··· SUPPLIED RECORDS ···
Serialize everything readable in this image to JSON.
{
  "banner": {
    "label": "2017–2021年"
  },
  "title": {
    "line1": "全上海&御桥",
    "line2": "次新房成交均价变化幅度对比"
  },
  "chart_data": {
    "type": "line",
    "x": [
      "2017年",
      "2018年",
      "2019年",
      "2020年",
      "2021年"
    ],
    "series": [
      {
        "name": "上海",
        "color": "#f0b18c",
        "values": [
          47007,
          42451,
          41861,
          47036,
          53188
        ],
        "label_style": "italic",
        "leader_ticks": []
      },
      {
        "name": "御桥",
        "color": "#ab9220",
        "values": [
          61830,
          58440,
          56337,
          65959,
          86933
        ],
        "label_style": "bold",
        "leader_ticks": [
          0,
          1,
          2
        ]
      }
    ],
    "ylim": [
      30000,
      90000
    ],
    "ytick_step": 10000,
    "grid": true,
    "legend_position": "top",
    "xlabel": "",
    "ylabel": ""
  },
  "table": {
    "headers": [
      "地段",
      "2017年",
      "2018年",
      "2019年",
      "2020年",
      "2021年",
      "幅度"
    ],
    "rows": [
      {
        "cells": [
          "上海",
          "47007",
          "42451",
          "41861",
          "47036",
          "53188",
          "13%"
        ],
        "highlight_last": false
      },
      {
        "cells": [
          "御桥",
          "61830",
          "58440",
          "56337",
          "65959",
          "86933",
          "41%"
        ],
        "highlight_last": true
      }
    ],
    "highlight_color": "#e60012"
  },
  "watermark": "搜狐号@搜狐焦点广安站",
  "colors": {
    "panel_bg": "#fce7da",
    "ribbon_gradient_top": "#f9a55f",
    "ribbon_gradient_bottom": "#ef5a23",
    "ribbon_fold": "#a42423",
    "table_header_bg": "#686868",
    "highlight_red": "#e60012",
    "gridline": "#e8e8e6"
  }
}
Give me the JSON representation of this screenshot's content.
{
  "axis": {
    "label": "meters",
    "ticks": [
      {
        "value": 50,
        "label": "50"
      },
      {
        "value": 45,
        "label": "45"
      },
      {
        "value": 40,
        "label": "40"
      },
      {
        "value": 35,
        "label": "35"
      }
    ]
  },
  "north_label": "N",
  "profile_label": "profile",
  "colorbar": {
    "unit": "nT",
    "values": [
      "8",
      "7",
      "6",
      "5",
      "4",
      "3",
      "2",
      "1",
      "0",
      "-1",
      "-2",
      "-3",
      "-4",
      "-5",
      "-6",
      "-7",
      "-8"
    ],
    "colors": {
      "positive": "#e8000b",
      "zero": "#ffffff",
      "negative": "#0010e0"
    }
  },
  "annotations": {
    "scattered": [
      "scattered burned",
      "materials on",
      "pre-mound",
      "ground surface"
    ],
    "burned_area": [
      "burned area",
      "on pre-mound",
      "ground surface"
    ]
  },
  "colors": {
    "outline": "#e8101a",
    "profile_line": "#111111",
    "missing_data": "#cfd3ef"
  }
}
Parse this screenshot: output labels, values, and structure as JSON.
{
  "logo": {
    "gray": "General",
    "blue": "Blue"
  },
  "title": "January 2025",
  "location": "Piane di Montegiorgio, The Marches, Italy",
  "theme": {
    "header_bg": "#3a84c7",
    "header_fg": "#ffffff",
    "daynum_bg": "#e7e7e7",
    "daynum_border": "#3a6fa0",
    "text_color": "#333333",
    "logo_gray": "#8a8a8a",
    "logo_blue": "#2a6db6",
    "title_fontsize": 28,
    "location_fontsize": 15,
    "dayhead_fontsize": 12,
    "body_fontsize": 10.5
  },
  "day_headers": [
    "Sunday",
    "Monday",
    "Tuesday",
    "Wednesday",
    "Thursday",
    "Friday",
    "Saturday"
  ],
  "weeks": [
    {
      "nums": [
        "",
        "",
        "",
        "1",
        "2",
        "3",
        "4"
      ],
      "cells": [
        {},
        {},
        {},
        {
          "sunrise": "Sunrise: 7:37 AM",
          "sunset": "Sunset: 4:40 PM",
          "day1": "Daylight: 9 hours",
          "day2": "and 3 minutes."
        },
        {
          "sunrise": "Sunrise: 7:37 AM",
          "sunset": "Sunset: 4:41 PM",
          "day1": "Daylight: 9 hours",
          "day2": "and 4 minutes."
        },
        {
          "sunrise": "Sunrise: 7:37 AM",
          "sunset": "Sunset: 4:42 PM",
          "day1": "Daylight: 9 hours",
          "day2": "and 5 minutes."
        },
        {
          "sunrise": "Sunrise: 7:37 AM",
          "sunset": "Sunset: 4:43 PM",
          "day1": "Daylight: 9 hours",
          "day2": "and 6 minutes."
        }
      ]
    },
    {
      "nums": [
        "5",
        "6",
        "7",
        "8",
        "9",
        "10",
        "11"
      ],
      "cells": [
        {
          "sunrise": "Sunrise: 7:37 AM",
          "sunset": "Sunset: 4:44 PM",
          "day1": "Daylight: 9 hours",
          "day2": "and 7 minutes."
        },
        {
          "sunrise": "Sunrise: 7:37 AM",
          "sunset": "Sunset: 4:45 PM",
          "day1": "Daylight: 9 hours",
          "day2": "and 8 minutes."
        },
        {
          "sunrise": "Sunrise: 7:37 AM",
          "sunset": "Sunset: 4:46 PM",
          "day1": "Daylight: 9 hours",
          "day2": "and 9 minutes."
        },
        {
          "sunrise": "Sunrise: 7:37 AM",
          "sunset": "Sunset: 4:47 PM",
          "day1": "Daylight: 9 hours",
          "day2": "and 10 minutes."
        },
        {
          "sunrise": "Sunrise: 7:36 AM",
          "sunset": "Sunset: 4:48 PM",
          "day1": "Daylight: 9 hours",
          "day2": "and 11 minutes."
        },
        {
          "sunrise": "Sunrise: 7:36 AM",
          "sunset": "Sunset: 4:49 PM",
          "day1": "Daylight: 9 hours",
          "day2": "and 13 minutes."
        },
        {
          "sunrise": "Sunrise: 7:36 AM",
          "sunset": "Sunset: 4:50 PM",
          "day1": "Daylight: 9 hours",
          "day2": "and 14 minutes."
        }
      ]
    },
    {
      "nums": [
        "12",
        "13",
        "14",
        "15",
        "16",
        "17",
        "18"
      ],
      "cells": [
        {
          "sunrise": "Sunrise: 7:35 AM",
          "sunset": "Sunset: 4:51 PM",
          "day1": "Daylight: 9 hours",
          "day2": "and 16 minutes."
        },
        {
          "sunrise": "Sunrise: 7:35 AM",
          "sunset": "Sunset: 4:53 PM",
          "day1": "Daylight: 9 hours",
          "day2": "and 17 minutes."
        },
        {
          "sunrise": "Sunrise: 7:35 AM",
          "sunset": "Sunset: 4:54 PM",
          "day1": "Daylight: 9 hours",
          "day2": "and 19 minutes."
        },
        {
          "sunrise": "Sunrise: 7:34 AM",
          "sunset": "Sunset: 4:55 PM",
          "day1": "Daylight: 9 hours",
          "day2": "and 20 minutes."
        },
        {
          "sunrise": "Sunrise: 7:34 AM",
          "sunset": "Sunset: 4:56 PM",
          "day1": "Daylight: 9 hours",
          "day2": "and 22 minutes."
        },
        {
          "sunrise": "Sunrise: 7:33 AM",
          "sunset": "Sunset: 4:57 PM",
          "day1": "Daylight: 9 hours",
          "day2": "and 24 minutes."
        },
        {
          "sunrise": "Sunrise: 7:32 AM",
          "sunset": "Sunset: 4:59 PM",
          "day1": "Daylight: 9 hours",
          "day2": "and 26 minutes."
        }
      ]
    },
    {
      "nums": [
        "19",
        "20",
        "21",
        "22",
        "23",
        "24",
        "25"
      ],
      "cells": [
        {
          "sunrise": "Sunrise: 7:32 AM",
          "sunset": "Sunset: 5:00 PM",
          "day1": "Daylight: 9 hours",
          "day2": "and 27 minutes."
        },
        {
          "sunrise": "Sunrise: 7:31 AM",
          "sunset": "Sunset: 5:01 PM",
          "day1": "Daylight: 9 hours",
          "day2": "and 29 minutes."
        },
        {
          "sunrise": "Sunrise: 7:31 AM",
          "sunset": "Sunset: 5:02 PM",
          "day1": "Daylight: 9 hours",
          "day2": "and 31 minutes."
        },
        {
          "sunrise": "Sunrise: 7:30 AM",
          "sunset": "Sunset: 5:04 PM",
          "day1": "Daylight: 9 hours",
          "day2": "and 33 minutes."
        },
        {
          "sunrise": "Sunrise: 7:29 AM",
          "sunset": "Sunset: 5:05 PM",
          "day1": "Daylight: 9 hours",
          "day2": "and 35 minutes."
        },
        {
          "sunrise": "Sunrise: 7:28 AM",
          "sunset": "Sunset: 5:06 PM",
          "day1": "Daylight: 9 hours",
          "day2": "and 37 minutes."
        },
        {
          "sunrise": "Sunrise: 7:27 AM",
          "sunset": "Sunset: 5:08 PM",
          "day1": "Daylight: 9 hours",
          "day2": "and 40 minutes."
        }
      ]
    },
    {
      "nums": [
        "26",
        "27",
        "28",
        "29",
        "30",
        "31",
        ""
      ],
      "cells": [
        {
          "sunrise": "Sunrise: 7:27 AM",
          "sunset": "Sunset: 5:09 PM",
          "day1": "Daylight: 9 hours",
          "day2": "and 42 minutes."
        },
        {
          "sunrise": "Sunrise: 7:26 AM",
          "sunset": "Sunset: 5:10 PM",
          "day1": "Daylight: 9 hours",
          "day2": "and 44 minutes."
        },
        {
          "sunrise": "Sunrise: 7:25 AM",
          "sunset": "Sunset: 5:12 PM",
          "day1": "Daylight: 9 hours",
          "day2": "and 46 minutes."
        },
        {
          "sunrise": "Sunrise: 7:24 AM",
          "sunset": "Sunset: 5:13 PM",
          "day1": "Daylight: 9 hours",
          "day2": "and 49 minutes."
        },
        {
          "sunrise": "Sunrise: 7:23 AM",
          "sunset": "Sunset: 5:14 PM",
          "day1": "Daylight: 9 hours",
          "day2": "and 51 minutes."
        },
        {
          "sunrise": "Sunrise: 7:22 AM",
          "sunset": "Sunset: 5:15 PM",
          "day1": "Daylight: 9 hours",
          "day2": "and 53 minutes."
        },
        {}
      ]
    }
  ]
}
···
* GIVEN PROBLEM: Pull out and copy each line containing the string "JSON".

* SOLUTION:
Serialize everything readable in this image to JSON.
Give me the JSON representation of this screenshot's content.
Parse this screenshot: output labels, values, and structure as JSON.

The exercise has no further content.